━━ Dataset
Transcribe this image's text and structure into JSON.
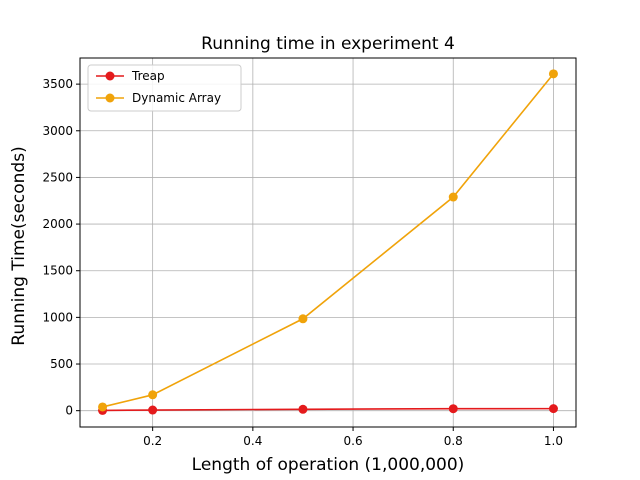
{
  "chart_data": {
    "type": "line",
    "title": "Running time in experiment 4",
    "xlabel": "Length of operation (1,000,000)",
    "ylabel": "Running Time(seconds)",
    "xlim": [
      0.055,
      1.045
    ],
    "ylim": [
      -175,
      3780
    ],
    "xticks": [
      0.2,
      0.4,
      0.6,
      0.8,
      1.0
    ],
    "xtick_labels": [
      "0.2",
      "0.4",
      "0.6",
      "0.8",
      "1.0"
    ],
    "yticks": [
      0,
      500,
      1000,
      1500,
      2000,
      2500,
      3000,
      3500
    ],
    "ytick_labels": [
      "0",
      "500",
      "1000",
      "1500",
      "2000",
      "2500",
      "3000",
      "3500"
    ],
    "grid": true,
    "legend_position": "top-left",
    "series": [
      {
        "name": "Treap",
        "color": "#e41a1c",
        "marker": "circle",
        "x": [
          0.1,
          0.2,
          0.5,
          0.8,
          1.0
        ],
        "y": [
          3,
          7,
          15,
          21,
          22
        ]
      },
      {
        "name": "Dynamic Array",
        "color": "#f0a30a",
        "marker": "circle",
        "x": [
          0.1,
          0.2,
          0.5,
          0.8,
          1.0
        ],
        "y": [
          40,
          170,
          985,
          2290,
          3610
        ]
      }
    ]
  }
}
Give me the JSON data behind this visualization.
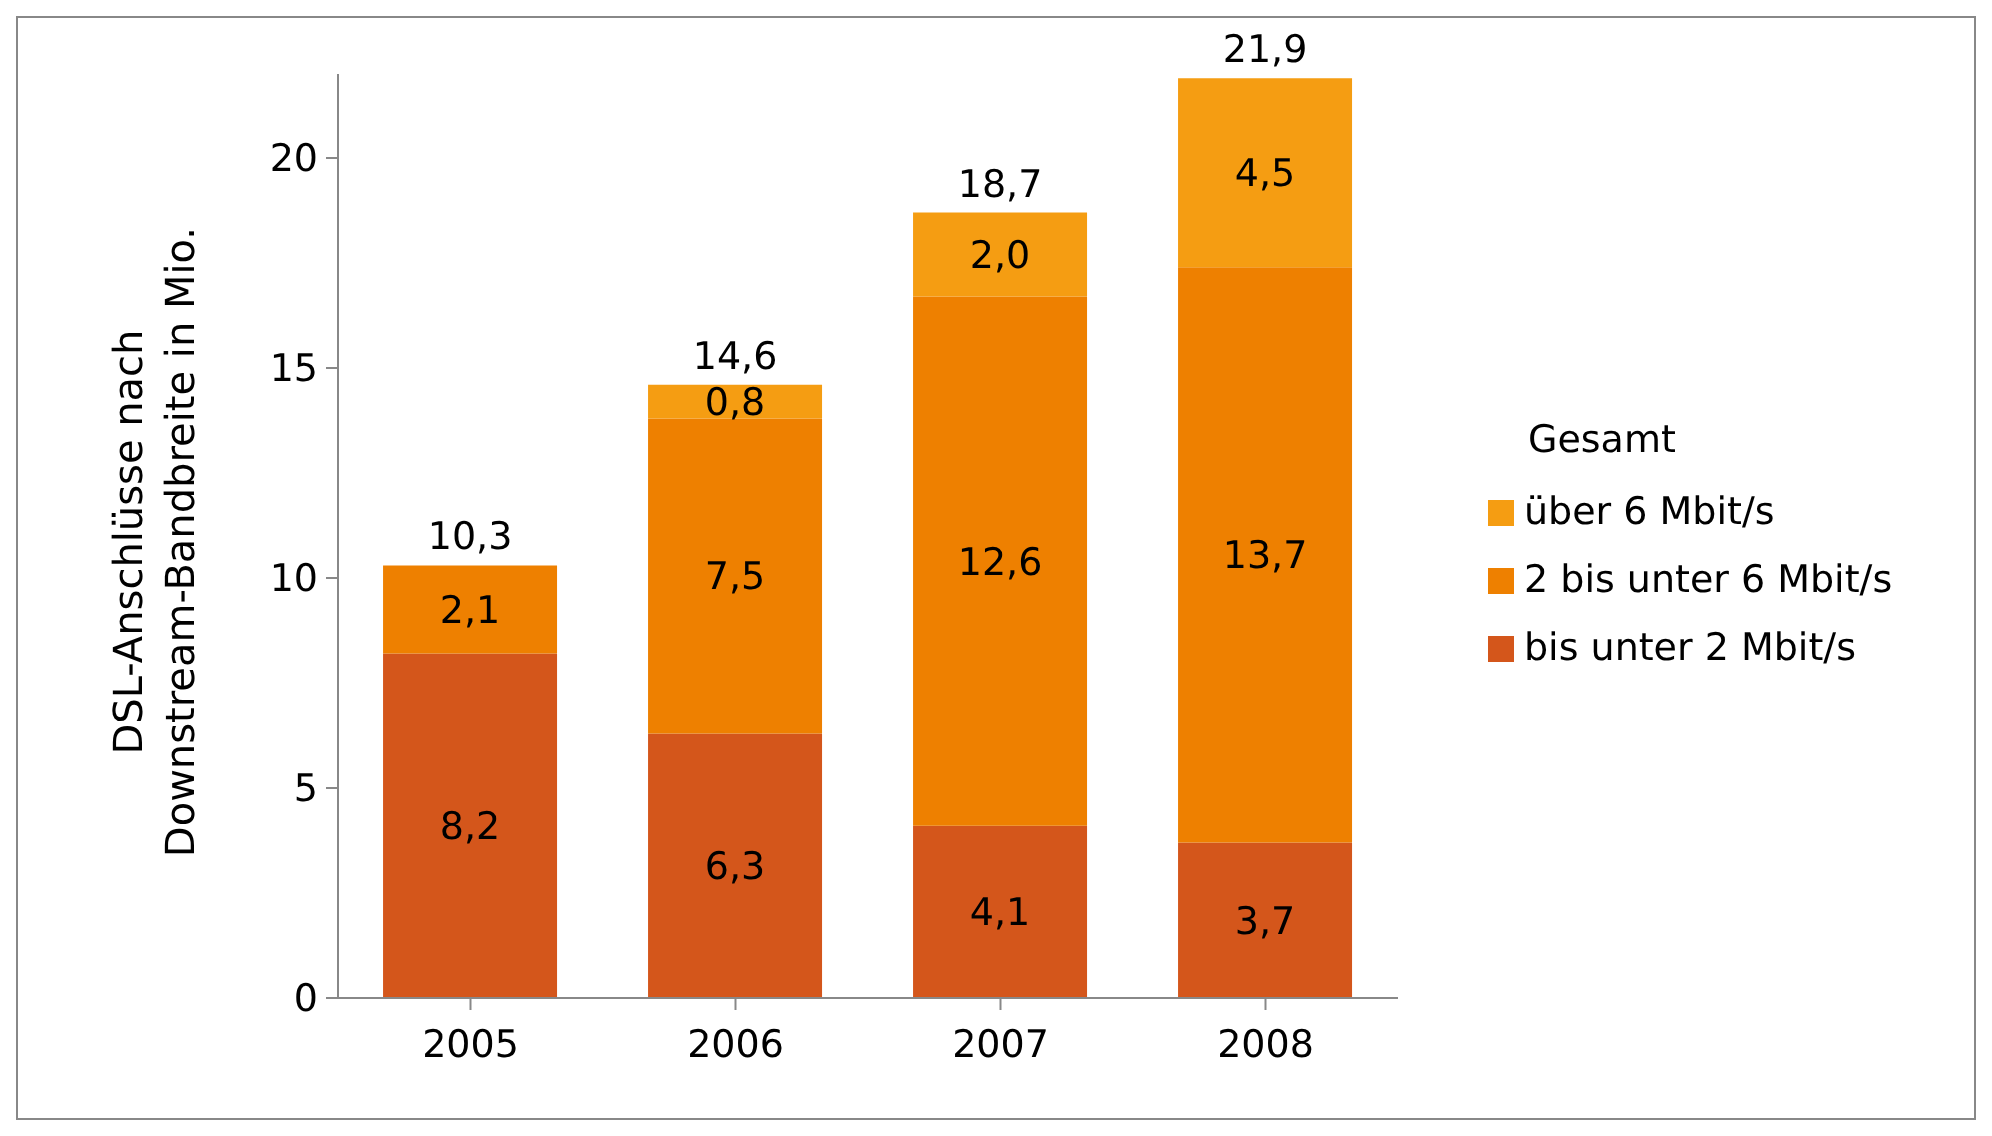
{
  "chart_data": {
    "type": "bar",
    "stacked": true,
    "ylabel": "DSL-Anschlüsse nach Downstream-Bandbreite in Mio.",
    "legend_title": "Gesamt",
    "legend": "right",
    "grid": false,
    "categories": [
      "2005",
      "2006",
      "2007",
      "2008"
    ],
    "ylim": [
      0,
      22
    ],
    "yticks": [
      0,
      5,
      10,
      15,
      20
    ],
    "series": [
      {
        "name": "bis unter 2 Mbit/s",
        "color": "#d4561b",
        "values": [
          8.2,
          6.3,
          4.1,
          3.7
        ],
        "value_labels": [
          "8,2",
          "6,3",
          "4,1",
          "3,7"
        ]
      },
      {
        "name": "2 bis unter 6 Mbit/s",
        "color": "#ee8000",
        "values": [
          2.1,
          7.5,
          12.6,
          13.7
        ],
        "value_labels": [
          "2,1",
          "7,5",
          "12,6",
          "13,7"
        ]
      },
      {
        "name": "über 6 Mbit/s",
        "color": "#f59d12",
        "values": [
          null,
          0.8,
          2.0,
          4.5
        ],
        "value_labels": [
          null,
          "0,8",
          "2,0",
          "4,5"
        ]
      }
    ],
    "totals": [
      "10,3",
      "14,6",
      "18,7",
      "21,9"
    ]
  }
}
━━━━
Each entry shown above must be quoted exactly, with its pictures left out.

_Written answer_
Transcribe this image's text and structure into JSON.
{
  "chart_data": {
    "type": "line",
    "title": "Running time in experiment 4",
    "xlabel": "Length of operation (1,000,000)",
    "ylabel": "Running Time(seconds)",
    "xlim": [
      0.055,
      1.045
    ],
    "ylim": [
      -175,
      3780
    ],
    "xticks": [
      0.2,
      0.4,
      0.6,
      0.8,
      1.0
    ],
    "xtick_labels": [
      "0.2",
      "0.4",
      "0.6",
      "0.8",
      "1.0"
    ],
    "yticks": [
      0,
      500,
      1000,
      1500,
      2000,
      2500,
      3000,
      3500
    ],
    "ytick_labels": [
      "0",
      "500",
      "1000",
      "1500",
      "2000",
      "2500",
      "3000",
      "3500"
    ],
    "grid": true,
    "legend_position": "top-left",
    "series": [
      {
        "name": "Treap",
        "color": "#e41a1c",
        "marker": "circle",
        "x": [
          0.1,
          0.2,
          0.5,
          0.8,
          1.0
        ],
        "y": [
          3,
          7,
          15,
          21,
          22
        ]
      },
      {
        "name": "Dynamic Array",
        "color": "#f0a30a",
        "marker": "circle",
        "x": [
          0.1,
          0.2,
          0.5,
          0.8,
          1.0
        ],
        "y": [
          40,
          170,
          985,
          2290,
          3610
        ]
      }
    ]
  }
}
Give me the JSON data behind this visualization.
{
  "chart_data": {
    "type": "bar",
    "stacked": true,
    "ylabel": "DSL-Anschlüsse nach Downstream-Bandbreite in Mio.",
    "legend_title": "Gesamt",
    "legend": "right",
    "grid": false,
    "categories": [
      "2005",
      "2006",
      "2007",
      "2008"
    ],
    "ylim": [
      0,
      22
    ],
    "yticks": [
      0,
      5,
      10,
      15,
      20
    ],
    "series": [
      {
        "name": "bis unter 2 Mbit/s",
        "color": "#d4561b",
        "values": [
          8.2,
          6.3,
          4.1,
          3.7
        ],
        "value_labels": [
          "8,2",
          "6,3",
          "4,1",
          "3,7"
        ]
      },
      {
        "name": "2 bis unter 6 Mbit/s",
        "color": "#ee8000",
        "values": [
          2.1,
          7.5,
          12.6,
          13.7
        ],
        "value_labels": [
          "2,1",
          "7,5",
          "12,6",
          "13,7"
        ]
      },
      {
        "name": "über 6 Mbit/s",
        "color": "#f59d12",
        "values": [
          null,
          0.8,
          2.0,
          4.5
        ],
        "value_labels": [
          null,
          "0,8",
          "2,0",
          "4,5"
        ]
      }
    ],
    "totals": [
      "10,3",
      "14,6",
      "18,7",
      "21,9"
    ]
  }
}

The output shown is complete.